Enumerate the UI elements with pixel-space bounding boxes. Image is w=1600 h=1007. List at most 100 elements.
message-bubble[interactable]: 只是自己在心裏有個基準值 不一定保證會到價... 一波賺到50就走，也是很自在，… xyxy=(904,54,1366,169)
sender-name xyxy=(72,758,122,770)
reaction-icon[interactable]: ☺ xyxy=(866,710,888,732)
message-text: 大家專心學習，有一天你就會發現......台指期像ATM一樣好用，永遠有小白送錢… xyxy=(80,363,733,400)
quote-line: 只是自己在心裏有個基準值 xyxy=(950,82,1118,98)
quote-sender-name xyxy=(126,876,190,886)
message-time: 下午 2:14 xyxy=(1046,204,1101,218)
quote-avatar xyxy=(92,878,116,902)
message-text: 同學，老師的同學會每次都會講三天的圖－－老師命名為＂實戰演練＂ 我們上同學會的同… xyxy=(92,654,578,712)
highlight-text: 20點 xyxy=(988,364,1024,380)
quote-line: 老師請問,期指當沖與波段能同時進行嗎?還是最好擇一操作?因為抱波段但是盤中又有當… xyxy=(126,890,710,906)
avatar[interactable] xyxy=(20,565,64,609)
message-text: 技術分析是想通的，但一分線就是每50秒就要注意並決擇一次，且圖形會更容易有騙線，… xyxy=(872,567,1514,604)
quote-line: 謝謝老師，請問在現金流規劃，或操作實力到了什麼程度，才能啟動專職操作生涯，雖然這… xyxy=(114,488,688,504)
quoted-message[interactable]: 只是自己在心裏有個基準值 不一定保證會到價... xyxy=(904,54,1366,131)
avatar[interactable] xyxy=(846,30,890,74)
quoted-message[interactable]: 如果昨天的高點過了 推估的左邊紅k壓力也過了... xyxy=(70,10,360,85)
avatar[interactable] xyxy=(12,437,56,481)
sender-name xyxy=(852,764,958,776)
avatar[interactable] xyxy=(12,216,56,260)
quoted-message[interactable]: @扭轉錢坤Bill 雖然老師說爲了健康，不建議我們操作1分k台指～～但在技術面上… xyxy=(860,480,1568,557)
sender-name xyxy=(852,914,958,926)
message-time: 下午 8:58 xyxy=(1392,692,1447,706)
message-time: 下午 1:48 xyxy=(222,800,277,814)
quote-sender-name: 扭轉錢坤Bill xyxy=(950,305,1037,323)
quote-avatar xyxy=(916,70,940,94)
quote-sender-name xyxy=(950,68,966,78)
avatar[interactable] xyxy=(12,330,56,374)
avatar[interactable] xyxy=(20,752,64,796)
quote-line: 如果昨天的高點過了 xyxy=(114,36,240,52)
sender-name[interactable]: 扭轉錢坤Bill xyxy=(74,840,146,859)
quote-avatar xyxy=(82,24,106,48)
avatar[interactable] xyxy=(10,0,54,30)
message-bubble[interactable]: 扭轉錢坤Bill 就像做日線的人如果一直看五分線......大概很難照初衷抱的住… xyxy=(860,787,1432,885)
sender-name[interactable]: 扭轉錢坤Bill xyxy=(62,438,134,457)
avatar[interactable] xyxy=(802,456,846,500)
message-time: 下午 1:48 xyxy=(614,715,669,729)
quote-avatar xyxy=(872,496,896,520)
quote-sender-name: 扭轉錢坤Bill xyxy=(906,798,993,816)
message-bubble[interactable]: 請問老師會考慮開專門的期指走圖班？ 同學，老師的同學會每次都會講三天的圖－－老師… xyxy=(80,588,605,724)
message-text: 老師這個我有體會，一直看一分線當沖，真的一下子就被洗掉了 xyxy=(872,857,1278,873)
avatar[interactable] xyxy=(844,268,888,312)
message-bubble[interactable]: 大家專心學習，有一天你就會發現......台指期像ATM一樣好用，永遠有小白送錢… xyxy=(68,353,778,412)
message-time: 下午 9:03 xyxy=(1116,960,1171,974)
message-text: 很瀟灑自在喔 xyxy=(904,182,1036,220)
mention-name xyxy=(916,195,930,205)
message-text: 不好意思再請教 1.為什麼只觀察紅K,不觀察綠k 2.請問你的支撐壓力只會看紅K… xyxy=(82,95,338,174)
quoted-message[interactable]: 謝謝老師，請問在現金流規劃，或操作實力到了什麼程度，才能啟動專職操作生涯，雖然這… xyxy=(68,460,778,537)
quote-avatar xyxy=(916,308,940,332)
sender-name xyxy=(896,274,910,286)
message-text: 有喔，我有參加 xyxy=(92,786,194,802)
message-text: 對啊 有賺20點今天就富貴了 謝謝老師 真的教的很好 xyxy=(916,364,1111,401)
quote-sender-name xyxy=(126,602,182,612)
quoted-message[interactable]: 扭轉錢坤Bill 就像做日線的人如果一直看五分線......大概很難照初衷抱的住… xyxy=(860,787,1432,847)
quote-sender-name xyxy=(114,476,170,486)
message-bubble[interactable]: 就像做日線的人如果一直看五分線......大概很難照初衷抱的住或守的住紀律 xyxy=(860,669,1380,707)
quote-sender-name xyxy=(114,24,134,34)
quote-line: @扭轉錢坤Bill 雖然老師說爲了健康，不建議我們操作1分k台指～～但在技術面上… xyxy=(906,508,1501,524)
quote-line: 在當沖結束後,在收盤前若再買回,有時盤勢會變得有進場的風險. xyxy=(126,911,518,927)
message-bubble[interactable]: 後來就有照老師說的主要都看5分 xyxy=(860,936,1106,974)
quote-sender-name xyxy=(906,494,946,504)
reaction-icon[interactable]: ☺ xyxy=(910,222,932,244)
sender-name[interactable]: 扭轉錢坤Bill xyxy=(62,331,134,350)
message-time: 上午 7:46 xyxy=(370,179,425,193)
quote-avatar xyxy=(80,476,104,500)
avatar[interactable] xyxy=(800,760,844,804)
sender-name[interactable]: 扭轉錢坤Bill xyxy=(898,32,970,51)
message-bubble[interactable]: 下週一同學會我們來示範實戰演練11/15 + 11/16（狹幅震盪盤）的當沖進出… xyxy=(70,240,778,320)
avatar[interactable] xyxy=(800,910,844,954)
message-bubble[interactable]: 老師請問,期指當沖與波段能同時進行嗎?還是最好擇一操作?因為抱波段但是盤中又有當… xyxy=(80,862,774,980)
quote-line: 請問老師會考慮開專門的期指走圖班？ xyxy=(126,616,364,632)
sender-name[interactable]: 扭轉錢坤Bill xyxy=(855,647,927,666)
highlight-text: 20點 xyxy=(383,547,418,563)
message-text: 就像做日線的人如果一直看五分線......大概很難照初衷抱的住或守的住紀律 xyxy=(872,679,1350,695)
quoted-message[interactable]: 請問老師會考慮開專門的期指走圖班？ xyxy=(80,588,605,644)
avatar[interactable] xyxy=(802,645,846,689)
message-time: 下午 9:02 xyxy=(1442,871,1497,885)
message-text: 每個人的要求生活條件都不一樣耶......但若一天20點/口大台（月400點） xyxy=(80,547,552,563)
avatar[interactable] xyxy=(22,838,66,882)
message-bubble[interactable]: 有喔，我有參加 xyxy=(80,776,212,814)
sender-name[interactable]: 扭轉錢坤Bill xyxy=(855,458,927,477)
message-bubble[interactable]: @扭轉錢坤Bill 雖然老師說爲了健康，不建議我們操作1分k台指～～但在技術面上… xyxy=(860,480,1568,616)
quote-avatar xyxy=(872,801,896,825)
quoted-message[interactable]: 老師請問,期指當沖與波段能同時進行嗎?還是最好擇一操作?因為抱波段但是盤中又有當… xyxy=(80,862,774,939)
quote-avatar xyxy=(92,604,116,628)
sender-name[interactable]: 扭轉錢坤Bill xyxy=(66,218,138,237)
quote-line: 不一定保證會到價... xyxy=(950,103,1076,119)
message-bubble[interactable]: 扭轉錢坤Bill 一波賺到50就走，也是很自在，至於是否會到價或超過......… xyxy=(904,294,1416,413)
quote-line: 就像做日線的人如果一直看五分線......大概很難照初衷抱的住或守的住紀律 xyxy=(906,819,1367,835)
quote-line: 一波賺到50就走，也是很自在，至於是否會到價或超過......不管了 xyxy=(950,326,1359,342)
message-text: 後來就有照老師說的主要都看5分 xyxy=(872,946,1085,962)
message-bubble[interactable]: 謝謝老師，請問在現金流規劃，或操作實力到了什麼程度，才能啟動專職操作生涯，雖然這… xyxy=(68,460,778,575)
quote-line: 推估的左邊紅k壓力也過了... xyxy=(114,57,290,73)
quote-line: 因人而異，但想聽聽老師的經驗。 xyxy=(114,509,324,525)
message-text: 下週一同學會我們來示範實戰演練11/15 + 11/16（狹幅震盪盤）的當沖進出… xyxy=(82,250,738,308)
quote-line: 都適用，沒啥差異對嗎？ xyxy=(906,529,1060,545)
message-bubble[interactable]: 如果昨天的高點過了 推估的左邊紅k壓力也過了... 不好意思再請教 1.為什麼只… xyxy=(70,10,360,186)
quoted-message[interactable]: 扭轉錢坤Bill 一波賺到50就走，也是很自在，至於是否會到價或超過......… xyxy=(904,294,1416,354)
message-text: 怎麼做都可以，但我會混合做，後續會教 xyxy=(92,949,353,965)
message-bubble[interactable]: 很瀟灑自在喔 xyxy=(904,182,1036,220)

***

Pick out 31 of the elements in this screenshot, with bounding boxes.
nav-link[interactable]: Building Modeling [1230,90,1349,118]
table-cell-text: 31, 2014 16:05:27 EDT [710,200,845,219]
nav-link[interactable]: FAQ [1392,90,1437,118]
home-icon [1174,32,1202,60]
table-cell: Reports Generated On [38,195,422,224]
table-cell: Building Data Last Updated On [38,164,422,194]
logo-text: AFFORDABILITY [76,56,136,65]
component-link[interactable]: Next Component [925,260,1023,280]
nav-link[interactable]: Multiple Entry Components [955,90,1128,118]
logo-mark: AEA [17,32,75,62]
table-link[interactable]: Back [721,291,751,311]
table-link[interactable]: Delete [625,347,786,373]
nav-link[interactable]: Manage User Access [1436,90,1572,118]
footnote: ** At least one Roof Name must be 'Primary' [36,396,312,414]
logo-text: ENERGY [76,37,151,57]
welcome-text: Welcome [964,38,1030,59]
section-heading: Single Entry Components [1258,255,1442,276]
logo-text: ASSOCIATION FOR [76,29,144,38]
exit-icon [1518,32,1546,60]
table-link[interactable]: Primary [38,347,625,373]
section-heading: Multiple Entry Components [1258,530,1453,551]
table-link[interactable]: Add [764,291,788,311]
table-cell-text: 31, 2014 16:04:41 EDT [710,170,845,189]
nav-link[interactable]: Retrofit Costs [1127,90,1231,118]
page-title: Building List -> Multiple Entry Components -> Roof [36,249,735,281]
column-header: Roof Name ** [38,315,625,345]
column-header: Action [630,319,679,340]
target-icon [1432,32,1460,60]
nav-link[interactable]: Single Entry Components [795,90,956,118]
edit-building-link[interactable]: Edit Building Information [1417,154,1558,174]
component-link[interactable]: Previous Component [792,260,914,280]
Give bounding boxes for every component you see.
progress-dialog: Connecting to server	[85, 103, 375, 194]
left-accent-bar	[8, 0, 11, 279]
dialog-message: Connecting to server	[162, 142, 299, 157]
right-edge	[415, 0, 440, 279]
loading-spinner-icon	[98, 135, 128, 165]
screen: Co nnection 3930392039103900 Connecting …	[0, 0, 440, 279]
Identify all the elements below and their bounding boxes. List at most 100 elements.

***

**CHALLENGE**
Quote the lines from the one containing "Enumerate the UI" through the one containing "highlight-text: 20點 xyxy=(988,364,1024,380)", including both of those lines.

**OUTPUT OF THE TASK**
Enumerate the UI elements with pixel-space bounding boxes. Image is w=1600 h=1007. List at most 100 elements.
message-bubble[interactable]: 只是自己在心裏有個基準值 不一定保證會到價... 一波賺到50就走，也是很自在，… xyxy=(904,54,1366,169)
sender-name xyxy=(72,758,122,770)
reaction-icon[interactable]: ☺ xyxy=(866,710,888,732)
message-text: 大家專心學習，有一天你就會發現......台指期像ATM一樣好用，永遠有小白送錢… xyxy=(80,363,733,400)
quote-line: 只是自己在心裏有個基準值 xyxy=(950,82,1118,98)
quote-sender-name xyxy=(126,876,190,886)
message-time: 下午 2:14 xyxy=(1046,204,1101,218)
quote-avatar xyxy=(92,878,116,902)
message-text: 同學，老師的同學會每次都會講三天的圖－－老師命名為＂實戰演練＂ 我們上同學會的同… xyxy=(92,654,578,712)
highlight-text: 20點 xyxy=(988,364,1024,380)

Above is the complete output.